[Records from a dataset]

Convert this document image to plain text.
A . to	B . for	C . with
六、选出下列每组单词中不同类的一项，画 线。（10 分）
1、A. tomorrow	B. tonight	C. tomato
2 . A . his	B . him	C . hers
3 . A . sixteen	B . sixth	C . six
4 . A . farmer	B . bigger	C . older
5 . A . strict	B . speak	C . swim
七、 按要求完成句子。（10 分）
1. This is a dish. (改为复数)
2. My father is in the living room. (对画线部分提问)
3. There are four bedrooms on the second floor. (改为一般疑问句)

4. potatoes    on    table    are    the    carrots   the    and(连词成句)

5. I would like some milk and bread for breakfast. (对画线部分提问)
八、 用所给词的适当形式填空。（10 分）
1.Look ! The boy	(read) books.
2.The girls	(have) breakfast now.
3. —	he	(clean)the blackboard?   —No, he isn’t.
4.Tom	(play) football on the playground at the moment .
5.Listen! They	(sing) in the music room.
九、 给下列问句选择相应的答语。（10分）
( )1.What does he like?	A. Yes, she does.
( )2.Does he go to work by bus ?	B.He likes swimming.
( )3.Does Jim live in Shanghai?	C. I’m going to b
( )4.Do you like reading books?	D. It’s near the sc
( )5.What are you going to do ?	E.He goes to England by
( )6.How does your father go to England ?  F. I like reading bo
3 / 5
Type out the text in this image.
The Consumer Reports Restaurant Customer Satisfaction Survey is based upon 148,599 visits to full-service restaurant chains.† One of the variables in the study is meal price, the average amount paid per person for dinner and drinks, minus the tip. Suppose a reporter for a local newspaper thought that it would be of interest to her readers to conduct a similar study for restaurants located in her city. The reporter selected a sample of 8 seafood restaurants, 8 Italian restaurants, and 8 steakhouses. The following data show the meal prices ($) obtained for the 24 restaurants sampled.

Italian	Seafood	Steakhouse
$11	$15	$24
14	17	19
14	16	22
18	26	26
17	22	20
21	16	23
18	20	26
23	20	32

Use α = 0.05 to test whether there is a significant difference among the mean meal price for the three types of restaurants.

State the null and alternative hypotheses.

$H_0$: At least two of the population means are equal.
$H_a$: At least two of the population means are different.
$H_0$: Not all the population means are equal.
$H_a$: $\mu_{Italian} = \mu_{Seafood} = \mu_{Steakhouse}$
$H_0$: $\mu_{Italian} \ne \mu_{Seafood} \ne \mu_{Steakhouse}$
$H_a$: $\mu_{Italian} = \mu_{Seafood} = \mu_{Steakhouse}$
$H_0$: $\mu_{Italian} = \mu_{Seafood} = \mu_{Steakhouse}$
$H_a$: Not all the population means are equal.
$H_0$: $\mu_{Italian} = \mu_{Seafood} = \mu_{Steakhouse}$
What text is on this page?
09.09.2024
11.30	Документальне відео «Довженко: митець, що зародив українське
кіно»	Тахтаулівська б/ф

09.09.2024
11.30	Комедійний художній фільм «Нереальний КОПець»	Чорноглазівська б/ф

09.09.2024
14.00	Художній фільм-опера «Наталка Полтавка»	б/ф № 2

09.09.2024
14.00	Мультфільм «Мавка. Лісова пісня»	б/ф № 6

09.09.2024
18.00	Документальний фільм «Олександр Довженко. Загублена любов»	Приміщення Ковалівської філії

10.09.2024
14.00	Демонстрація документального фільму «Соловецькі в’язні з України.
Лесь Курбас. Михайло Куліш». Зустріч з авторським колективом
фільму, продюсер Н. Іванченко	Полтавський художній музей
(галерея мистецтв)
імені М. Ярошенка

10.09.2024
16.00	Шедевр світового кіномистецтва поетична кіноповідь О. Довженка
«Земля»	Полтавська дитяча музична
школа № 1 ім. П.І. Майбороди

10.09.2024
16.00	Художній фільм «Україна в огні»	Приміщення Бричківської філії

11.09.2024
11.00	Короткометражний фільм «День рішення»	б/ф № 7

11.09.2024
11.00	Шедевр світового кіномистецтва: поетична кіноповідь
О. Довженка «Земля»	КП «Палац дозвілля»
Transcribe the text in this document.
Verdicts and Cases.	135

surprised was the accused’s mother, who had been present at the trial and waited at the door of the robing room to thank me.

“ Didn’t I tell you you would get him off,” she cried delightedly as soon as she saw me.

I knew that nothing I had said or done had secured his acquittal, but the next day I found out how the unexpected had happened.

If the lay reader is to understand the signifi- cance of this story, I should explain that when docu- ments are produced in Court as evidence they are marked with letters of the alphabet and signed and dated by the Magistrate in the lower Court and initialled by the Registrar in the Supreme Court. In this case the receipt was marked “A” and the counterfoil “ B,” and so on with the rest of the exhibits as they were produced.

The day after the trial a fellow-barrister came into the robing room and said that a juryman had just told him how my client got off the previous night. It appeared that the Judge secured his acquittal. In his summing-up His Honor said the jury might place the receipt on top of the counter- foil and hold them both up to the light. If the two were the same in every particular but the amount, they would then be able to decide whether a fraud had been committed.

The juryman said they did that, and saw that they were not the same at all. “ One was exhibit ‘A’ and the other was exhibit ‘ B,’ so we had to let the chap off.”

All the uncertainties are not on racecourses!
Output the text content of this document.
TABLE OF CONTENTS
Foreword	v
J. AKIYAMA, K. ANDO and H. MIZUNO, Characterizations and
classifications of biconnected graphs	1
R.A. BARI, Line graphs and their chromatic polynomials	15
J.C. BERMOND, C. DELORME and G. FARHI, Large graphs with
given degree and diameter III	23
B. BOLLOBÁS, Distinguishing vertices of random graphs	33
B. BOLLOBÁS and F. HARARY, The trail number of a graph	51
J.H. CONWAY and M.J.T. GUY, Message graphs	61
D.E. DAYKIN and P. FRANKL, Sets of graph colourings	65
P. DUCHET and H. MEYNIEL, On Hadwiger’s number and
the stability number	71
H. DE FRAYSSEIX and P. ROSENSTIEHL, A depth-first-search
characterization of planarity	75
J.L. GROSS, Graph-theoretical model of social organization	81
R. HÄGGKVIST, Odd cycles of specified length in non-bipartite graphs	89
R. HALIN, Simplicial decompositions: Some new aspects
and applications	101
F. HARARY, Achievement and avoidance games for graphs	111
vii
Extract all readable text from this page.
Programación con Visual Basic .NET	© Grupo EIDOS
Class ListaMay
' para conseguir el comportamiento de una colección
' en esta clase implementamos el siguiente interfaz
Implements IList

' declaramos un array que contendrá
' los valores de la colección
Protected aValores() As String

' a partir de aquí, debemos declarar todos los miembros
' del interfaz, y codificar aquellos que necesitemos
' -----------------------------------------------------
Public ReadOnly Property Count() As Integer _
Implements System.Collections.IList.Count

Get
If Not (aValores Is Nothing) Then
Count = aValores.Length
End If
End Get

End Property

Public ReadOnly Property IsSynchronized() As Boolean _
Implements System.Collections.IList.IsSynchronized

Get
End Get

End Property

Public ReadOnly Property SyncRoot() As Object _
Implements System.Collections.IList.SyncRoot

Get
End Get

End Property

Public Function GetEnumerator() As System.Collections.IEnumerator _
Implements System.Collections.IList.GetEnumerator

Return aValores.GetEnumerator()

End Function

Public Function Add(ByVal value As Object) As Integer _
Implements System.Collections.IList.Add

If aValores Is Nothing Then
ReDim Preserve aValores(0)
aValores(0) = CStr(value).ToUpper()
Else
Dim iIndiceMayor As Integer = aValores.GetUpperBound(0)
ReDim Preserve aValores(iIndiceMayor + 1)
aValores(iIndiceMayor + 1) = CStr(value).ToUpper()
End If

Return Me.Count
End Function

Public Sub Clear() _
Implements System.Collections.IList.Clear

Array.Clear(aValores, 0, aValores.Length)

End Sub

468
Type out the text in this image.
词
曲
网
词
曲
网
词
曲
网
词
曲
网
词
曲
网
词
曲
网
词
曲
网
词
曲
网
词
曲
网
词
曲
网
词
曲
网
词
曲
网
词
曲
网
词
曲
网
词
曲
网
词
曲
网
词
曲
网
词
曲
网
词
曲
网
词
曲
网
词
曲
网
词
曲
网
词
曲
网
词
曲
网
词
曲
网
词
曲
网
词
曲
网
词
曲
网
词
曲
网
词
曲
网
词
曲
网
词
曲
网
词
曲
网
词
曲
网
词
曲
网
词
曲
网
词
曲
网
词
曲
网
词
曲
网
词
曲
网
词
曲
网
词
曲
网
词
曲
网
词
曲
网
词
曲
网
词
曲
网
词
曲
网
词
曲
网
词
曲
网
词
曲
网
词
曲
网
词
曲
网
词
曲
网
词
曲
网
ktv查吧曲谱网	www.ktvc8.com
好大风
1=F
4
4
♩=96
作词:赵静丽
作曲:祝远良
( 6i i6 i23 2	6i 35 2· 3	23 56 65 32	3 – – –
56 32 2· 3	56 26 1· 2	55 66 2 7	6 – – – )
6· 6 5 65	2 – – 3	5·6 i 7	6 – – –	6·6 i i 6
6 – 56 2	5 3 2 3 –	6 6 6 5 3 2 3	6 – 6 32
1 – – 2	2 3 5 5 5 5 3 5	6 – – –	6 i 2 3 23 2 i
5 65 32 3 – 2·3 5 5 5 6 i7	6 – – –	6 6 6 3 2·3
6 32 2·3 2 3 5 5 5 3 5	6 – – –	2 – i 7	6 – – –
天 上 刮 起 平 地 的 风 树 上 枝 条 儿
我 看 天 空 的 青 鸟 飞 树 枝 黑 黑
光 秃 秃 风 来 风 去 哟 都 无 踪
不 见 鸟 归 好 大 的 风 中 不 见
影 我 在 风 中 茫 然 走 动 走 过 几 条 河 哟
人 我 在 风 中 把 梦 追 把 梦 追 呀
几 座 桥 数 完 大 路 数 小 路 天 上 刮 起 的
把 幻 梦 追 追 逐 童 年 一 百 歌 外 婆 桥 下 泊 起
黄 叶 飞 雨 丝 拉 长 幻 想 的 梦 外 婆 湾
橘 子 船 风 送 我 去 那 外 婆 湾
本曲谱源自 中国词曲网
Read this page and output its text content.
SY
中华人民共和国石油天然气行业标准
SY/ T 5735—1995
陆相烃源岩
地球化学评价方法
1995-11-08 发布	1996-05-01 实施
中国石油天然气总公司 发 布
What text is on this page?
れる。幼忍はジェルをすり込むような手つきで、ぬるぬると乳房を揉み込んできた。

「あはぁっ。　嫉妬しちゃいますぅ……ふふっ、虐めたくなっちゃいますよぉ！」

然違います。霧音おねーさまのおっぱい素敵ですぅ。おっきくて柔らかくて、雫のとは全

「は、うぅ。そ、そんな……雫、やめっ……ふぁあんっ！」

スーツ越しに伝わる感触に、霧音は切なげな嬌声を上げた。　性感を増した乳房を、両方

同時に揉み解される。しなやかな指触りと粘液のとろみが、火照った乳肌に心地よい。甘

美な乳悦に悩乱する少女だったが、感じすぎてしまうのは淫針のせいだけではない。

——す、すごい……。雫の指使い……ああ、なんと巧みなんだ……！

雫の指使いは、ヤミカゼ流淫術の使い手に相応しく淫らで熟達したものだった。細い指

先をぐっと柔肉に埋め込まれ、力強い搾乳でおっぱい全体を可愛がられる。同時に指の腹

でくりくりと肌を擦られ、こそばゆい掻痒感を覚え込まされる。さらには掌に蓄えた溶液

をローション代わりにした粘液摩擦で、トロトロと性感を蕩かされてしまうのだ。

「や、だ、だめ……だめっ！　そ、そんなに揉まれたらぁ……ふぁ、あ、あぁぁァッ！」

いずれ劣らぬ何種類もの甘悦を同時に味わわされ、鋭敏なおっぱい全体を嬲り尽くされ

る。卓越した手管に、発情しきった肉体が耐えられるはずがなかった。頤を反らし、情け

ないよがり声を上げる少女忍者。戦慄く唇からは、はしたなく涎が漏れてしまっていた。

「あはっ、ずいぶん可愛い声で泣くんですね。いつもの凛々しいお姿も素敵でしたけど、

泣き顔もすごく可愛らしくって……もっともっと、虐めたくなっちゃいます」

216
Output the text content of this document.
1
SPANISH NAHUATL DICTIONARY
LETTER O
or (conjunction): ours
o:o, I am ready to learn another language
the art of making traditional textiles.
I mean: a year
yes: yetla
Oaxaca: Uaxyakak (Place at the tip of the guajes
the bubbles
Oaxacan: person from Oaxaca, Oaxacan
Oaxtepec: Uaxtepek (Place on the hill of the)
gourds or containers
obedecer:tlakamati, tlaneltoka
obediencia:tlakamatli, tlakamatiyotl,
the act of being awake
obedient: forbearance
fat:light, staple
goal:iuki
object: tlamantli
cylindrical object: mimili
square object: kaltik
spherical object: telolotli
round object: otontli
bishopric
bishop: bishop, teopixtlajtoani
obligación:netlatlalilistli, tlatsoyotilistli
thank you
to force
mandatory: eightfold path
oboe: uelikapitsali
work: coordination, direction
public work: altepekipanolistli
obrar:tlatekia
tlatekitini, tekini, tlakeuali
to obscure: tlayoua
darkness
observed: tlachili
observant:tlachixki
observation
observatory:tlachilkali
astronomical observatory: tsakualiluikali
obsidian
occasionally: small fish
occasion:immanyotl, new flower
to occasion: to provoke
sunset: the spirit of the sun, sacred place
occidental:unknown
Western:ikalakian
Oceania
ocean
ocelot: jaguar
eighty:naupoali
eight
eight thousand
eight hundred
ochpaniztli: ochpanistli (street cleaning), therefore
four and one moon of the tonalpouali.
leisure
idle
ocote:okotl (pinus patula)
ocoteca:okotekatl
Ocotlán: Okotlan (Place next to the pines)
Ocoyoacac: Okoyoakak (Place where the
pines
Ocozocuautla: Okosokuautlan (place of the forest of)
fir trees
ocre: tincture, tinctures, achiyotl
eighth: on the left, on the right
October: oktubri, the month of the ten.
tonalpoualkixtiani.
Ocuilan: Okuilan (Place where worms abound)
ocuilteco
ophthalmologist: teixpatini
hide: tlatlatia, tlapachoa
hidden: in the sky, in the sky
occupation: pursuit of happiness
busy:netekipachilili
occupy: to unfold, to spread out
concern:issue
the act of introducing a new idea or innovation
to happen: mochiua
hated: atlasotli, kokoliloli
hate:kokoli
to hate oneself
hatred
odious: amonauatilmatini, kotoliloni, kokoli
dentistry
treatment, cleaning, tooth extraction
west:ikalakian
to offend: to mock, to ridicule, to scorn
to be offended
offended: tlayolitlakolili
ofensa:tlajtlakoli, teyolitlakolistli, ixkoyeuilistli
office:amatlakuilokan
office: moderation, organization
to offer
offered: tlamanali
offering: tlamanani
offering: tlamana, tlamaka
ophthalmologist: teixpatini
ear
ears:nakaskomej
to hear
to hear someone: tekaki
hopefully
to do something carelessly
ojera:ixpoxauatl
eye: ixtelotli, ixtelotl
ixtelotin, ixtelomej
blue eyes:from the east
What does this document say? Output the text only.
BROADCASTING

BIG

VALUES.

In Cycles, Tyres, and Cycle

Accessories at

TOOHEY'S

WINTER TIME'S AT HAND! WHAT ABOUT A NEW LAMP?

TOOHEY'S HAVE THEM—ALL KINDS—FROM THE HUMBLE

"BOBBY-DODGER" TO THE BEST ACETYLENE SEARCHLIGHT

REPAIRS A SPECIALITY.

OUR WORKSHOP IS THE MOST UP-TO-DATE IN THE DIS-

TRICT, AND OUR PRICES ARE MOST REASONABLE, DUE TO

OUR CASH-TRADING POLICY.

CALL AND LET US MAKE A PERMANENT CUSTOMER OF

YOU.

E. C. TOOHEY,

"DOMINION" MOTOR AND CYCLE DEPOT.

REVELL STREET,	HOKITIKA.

TASK INSTRUCTIONS
Collect the lines of the records that include the string "Oaxaca".

EXERCISE ANSWER
Oaxaca: Uaxyakak (Place at the tip of the guajes
Oaxacan: person from Oaxaca, Oaxacan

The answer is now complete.